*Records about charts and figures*
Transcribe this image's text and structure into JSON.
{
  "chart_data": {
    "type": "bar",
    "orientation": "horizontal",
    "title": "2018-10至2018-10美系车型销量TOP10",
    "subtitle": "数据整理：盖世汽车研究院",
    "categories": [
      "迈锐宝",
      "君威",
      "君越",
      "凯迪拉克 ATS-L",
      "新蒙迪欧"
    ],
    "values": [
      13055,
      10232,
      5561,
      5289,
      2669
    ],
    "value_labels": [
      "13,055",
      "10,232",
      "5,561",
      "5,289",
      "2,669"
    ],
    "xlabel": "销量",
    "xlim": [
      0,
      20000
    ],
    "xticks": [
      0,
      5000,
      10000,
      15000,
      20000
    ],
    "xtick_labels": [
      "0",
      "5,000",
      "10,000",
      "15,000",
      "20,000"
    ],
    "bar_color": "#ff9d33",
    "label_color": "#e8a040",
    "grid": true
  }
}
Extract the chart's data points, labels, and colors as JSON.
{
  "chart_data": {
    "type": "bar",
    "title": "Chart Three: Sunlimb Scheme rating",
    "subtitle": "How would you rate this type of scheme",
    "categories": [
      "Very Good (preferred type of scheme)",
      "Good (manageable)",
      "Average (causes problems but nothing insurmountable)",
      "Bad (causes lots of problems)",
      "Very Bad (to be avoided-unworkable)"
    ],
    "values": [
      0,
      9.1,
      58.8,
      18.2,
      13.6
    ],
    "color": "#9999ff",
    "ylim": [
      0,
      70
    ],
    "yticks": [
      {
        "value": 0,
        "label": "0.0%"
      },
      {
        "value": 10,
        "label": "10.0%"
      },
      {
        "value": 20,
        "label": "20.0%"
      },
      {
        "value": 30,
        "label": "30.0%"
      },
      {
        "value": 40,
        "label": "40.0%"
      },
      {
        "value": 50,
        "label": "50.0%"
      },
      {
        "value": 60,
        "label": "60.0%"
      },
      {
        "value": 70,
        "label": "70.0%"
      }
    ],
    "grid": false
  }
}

*Prompt*
Which lines hold the word "subtitle"? Show each one.

*Output of the task*
    "subtitle": "数据整理：盖世汽车研究院",
    "subtitle": "How would you rate this type of scheme",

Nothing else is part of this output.